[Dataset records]
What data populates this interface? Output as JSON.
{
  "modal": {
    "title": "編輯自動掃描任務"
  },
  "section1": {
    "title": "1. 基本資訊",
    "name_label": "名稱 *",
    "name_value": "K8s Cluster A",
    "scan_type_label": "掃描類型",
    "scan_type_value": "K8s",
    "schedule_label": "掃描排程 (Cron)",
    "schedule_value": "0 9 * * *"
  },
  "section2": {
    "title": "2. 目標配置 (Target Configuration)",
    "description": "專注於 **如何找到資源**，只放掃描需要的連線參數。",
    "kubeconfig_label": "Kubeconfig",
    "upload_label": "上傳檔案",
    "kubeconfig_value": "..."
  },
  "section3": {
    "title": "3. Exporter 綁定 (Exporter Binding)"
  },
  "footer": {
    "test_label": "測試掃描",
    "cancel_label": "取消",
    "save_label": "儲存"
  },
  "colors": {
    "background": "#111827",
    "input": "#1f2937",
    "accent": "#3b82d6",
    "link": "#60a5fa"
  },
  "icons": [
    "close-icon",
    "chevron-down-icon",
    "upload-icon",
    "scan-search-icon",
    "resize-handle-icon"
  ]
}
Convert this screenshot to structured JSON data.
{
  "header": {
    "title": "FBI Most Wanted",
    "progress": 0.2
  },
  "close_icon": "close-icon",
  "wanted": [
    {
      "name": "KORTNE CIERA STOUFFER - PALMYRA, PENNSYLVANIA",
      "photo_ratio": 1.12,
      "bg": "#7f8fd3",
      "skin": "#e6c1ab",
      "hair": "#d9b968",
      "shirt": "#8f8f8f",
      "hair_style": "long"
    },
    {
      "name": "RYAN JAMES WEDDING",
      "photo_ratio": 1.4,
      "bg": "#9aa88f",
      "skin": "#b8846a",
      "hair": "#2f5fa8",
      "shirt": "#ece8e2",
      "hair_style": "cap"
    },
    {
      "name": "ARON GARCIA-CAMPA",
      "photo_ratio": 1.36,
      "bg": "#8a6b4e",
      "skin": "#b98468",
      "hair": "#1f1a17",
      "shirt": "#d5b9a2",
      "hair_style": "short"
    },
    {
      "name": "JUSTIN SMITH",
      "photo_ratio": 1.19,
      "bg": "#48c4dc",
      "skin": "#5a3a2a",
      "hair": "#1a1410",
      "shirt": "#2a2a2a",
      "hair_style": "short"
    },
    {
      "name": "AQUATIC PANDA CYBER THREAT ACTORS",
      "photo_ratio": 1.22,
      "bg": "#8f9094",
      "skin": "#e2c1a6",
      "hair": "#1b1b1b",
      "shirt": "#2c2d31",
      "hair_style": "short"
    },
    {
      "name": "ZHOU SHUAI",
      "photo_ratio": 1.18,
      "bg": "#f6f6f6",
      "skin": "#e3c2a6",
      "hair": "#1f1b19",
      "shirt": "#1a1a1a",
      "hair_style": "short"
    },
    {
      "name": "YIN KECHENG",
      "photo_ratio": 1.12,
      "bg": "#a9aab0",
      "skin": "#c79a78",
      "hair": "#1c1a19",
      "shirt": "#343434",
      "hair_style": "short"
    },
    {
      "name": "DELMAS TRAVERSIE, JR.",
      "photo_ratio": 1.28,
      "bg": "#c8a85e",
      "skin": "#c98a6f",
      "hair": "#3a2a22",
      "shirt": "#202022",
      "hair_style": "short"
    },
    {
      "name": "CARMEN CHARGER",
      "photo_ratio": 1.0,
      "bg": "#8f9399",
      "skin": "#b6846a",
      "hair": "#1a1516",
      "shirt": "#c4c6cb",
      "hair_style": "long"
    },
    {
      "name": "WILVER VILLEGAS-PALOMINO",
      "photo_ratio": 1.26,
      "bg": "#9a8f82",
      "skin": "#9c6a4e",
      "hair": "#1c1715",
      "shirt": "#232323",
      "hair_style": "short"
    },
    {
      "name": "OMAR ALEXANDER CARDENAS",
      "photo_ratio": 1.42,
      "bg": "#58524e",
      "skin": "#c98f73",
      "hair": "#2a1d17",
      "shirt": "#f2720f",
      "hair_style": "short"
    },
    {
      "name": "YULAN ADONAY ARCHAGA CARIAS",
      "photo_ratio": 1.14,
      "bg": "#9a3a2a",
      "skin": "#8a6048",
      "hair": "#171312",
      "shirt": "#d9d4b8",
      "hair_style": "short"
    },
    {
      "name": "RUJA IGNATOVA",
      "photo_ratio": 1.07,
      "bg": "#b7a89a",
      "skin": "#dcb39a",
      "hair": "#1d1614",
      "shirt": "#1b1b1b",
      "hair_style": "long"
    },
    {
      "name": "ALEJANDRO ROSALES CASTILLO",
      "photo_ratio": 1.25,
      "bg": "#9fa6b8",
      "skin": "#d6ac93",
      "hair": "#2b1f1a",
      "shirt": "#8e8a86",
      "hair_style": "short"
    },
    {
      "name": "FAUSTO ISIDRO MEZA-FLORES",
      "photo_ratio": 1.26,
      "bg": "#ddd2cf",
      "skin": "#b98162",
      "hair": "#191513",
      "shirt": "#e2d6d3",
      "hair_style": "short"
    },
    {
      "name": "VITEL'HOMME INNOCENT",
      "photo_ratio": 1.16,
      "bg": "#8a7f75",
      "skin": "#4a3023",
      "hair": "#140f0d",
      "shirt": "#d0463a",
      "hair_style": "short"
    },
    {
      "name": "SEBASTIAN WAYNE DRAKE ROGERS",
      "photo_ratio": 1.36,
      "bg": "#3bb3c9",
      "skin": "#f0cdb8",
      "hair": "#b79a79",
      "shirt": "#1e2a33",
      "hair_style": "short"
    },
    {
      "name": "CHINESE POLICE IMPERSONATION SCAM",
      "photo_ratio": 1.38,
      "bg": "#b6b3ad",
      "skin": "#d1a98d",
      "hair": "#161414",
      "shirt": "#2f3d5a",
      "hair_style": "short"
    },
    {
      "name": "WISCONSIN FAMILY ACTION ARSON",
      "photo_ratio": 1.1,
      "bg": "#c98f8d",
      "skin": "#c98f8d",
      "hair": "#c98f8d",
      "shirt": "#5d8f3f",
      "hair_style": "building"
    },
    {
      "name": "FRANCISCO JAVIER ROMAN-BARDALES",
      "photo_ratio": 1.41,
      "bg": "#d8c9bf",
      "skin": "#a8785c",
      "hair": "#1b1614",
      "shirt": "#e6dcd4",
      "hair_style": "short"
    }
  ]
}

» GIVEN TASK:
Extract all lines that hold the word "title".

» CORRECT RESULT:
    "title": "編輯自動掃描任務"
    "title": "1. 基本資訊",
    "title": "2. 目標配置 (Target Configuration)",
    "title": "3. Exporter 綁定 (Exporter Binding)"
    "title": "FBI Most Wanted",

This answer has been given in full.